REQUIREMENTS: Output all entries verbatim. Skip pictures.

Extracted records:

┄┄┄┄┄┄┄┄┄┄

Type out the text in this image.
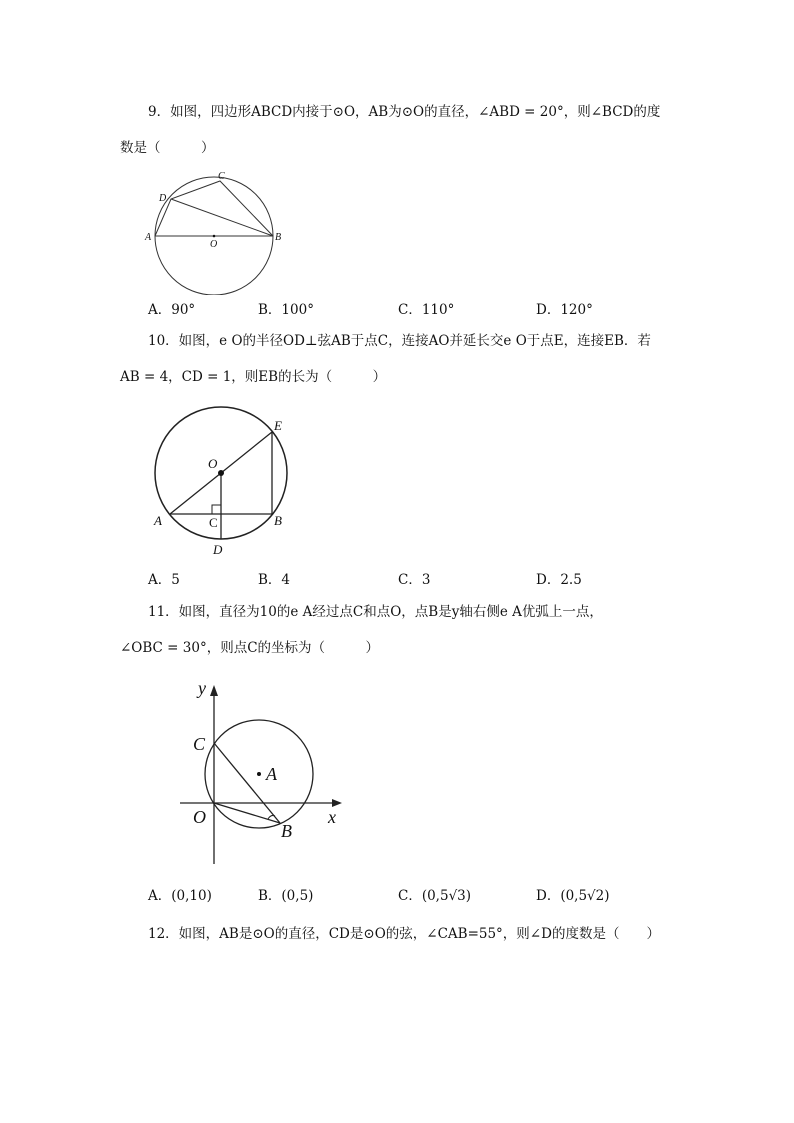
9．如图，四边形ABCD内接于⊙O，AB为⊙O的直径，∠ABD = 20°，则∠BCD的度
数是（　　　）
A	B
C
D
O
A．90°	B．100°	C．110°	D．120°
10．如图，e O的半径OD⊥弦AB于点C，连接AO并延长交e O于点E，连接EB．若
AB = 4，CD = 1，则EB的长为（　　　）
A	B
C
D
E
O
A．5	B．4	C．3	D．2.5
11．如图，直径为10的e A经过点C和点O，点B是y轴右侧e A优弧上一点，
∠OBC = 30°，则点C的坐标为（　　　）
y
x
C
A
O
B
A．(0,10)	B．(0,5)	C．(0,5√3)	D．(0,5√2)
12．如图，AB是⊙O的直径，CD是⊙O的弦，∠CAB=55°，则∠D的度数是（　　）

┄┄┄┄┄┄┄┄┄┄

COMPLETE RESPONSE:
Type out the text in this image.
9．如图，四边形ABCD内接于⊙O，AB为⊙O的直径，∠ABD = 20°，则∠BCD的度
数是（　　　）
A	B
C
D
O
A．90°	B．100°	C．110°	D．120°
10．如图，e O的半径OD⊥弦AB于点C，连接AO并延长交e O于点E，连接EB．若
AB = 4，CD = 1，则EB的长为（　　　）
A	B
C
D
E
O
A．5	B．4	C．3	D．2.5
11．如图，直径为10的e A经过点C和点O，点B是y轴右侧e A优弧上一点，
∠OBC = 30°，则点C的坐标为（　　　）
y
x
C
A
O
B
A．(0,10)	B．(0,5)	C．(0,5√3)	D．(0,5√2)
12．如图，AB是⊙O的直径，CD是⊙O的弦，∠CAB=55°，则∠D的度数是（　　）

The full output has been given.